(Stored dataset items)
begin

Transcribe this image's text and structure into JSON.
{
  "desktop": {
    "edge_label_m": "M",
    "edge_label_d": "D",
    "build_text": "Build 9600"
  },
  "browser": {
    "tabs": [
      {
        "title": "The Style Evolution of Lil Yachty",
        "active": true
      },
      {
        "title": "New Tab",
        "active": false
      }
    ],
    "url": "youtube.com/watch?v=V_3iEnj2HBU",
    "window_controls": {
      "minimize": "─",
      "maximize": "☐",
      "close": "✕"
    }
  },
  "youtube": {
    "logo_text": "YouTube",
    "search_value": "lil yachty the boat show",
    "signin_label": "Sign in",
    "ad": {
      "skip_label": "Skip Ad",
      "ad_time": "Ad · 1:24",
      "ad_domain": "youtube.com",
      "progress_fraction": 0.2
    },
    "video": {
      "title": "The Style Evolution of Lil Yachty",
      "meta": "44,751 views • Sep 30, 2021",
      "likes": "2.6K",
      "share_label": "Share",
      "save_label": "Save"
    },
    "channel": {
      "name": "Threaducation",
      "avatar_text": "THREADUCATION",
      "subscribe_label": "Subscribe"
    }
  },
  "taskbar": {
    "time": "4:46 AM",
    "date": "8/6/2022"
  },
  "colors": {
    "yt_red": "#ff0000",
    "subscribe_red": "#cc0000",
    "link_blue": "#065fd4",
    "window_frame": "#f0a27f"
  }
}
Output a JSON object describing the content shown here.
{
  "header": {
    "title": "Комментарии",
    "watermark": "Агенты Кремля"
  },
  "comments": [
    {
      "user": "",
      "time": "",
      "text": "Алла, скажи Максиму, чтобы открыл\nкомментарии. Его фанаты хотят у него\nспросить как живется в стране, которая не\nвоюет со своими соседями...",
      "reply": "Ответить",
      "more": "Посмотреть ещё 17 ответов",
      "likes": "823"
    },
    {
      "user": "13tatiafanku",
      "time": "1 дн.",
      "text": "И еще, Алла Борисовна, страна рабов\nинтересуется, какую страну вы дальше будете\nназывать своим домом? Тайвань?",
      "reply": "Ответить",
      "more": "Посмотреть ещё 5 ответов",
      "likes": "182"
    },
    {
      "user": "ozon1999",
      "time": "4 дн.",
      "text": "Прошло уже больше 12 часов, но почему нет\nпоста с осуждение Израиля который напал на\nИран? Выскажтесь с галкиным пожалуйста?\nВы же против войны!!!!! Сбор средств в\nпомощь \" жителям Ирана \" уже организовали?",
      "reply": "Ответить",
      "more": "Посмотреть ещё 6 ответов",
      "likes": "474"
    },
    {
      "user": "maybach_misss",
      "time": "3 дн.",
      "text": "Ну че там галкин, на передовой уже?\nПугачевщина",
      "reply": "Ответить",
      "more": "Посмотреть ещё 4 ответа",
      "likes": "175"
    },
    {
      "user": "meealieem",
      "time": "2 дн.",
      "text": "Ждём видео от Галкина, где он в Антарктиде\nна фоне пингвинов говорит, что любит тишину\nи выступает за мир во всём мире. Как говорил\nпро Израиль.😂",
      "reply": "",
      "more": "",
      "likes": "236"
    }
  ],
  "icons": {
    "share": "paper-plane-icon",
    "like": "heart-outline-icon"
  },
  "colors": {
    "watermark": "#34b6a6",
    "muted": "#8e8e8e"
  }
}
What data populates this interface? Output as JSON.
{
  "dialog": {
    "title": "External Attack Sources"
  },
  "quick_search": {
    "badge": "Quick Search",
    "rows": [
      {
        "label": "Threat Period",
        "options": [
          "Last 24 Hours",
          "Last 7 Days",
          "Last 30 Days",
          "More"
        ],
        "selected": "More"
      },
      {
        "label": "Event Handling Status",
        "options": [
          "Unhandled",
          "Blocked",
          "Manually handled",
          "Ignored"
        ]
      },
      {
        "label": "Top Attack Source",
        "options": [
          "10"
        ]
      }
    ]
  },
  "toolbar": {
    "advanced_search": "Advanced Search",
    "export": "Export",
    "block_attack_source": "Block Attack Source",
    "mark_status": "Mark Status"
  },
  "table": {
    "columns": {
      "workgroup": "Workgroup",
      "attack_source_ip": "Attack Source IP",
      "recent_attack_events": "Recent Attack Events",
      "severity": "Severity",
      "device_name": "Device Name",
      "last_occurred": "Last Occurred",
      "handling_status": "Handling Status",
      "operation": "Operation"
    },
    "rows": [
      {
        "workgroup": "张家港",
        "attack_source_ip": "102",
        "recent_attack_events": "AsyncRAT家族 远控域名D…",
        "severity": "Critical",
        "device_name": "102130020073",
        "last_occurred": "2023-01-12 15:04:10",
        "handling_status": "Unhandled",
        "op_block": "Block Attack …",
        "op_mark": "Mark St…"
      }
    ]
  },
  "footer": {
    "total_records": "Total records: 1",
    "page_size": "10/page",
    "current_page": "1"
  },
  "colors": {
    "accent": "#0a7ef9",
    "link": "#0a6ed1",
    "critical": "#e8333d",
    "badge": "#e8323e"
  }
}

end

Exactly reproduce all of the entries above.

**Complete answer**
Transcribe this image's text and structure into JSON.
{
  "desktop": {
    "edge_label_m": "M",
    "edge_label_d": "D",
    "build_text": "Build 9600"
  },
  "browser": {
    "tabs": [
      {
        "title": "The Style Evolution of Lil Yachty",
        "active": true
      },
      {
        "title": "New Tab",
        "active": false
      }
    ],
    "url": "youtube.com/watch?v=V_3iEnj2HBU",
    "window_controls": {
      "minimize": "─",
      "maximize": "☐",
      "close": "✕"
    }
  },
  "youtube": {
    "logo_text": "YouTube",
    "search_value": "lil yachty the boat show",
    "signin_label": "Sign in",
    "ad": {
      "skip_label": "Skip Ad",
      "ad_time": "Ad · 1:24",
      "ad_domain": "youtube.com",
      "progress_fraction": 0.2
    },
    "video": {
      "title": "The Style Evolution of Lil Yachty",
      "meta": "44,751 views • Sep 30, 2021",
      "likes": "2.6K",
      "share_label": "Share",
      "save_label": "Save"
    },
    "channel": {
      "name": "Threaducation",
      "avatar_text": "THREADUCATION",
      "subscribe_label": "Subscribe"
    }
  },
  "taskbar": {
    "time": "4:46 AM",
    "date": "8/6/2022"
  },
  "colors": {
    "yt_red": "#ff0000",
    "subscribe_red": "#cc0000",
    "link_blue": "#065fd4",
    "window_frame": "#f0a27f"
  }
}
Output a JSON object describing the content shown here.
{
  "header": {
    "title": "Комментарии",
    "watermark": "Агенты Кремля"
  },
  "comments": [
    {
      "user": "",
      "time": "",
      "text": "Алла, скажи Максиму, чтобы открыл\nкомментарии. Его фанаты хотят у него\nспросить как живется в стране, которая не\nвоюет со своими соседями...",
      "reply": "Ответить",
      "more": "Посмотреть ещё 17 ответов",
      "likes": "823"
    },
    {
      "user": "13tatiafanku",
      "time": "1 дн.",
      "text": "И еще, Алла Борисовна, страна рабов\nинтересуется, какую страну вы дальше будете\nназывать своим домом? Тайвань?",
      "reply": "Ответить",
      "more": "Посмотреть ещё 5 ответов",
      "likes": "182"
    },
    {
      "user": "ozon1999",
      "time": "4 дн.",
      "text": "Прошло уже больше 12 часов, но почему нет\nпоста с осуждение Израиля который напал на\nИран? Выскажтесь с галкиным пожалуйста?\nВы же против войны!!!!! Сбор средств в\nпомощь \" жителям Ирана \" уже организовали?",
      "reply": "Ответить",
      "more": "Посмотреть ещё 6 ответов",
      "likes": "474"
    },
    {
      "user": "maybach_misss",
      "time": "3 дн.",
      "text": "Ну че там галкин, на передовой уже?\nПугачевщина",
      "reply": "Ответить",
      "more": "Посмотреть ещё 4 ответа",
      "likes": "175"
    },
    {
      "user": "meealieem",
      "time": "2 дн.",
      "text": "Ждём видео от Галкина, где он в Антарктиде\nна фоне пингвинов говорит, что любит тишину\nи выступает за мир во всём мире. Как говорил\nпро Израиль.😂",
      "reply": "",
      "more": "",
      "likes": "236"
    }
  ],
  "icons": {
    "share": "paper-plane-icon",
    "like": "heart-outline-icon"
  },
  "colors": {
    "watermark": "#34b6a6",
    "muted": "#8e8e8e"
  }
}
What data populates this interface? Output as JSON.
{
  "dialog": {
    "title": "External Attack Sources"
  },
  "quick_search": {
    "badge": "Quick Search",
    "rows": [
      {
        "label": "Threat Period",
        "options": [
          "Last 24 Hours",
          "Last 7 Days",
          "Last 30 Days",
          "More"
        ],
        "selected": "More"
      },
      {
        "label": "Event Handling Status",
        "options": [
          "Unhandled",
          "Blocked",
          "Manually handled",
          "Ignored"
        ]
      },
      {
        "label": "Top Attack Source",
        "options": [
          "10"
        ]
      }
    ]
  },
  "toolbar": {
    "advanced_search": "Advanced Search",
    "export": "Export",
    "block_attack_source": "Block Attack Source",
    "mark_status": "Mark Status"
  },
  "table": {
    "columns": {
      "workgroup": "Workgroup",
      "attack_source_ip": "Attack Source IP",
      "recent_attack_events": "Recent Attack Events",
      "severity": "Severity",
      "device_name": "Device Name",
      "last_occurred": "Last Occurred",
      "handling_status": "Handling Status",
      "operation": "Operation"
    },
    "rows": [
      {
        "workgroup": "张家港",
        "attack_source_ip": "102",
        "recent_attack_events": "AsyncRAT家族 远控域名D…",
        "severity": "Critical",
        "device_name": "102130020073",
        "last_occurred": "2023-01-12 15:04:10",
        "handling_status": "Unhandled",
        "op_block": "Block Attack …",
        "op_mark": "Mark St…"
      }
    ]
  },
  "footer": {
    "total_records": "Total records: 1",
    "page_size": "10/page",
    "current_page": "1"
  },
  "colors": {
    "accent": "#0a7ef9",
    "link": "#0a6ed1",
    "critical": "#e8333d",
    "badge": "#e8323e"
  }
}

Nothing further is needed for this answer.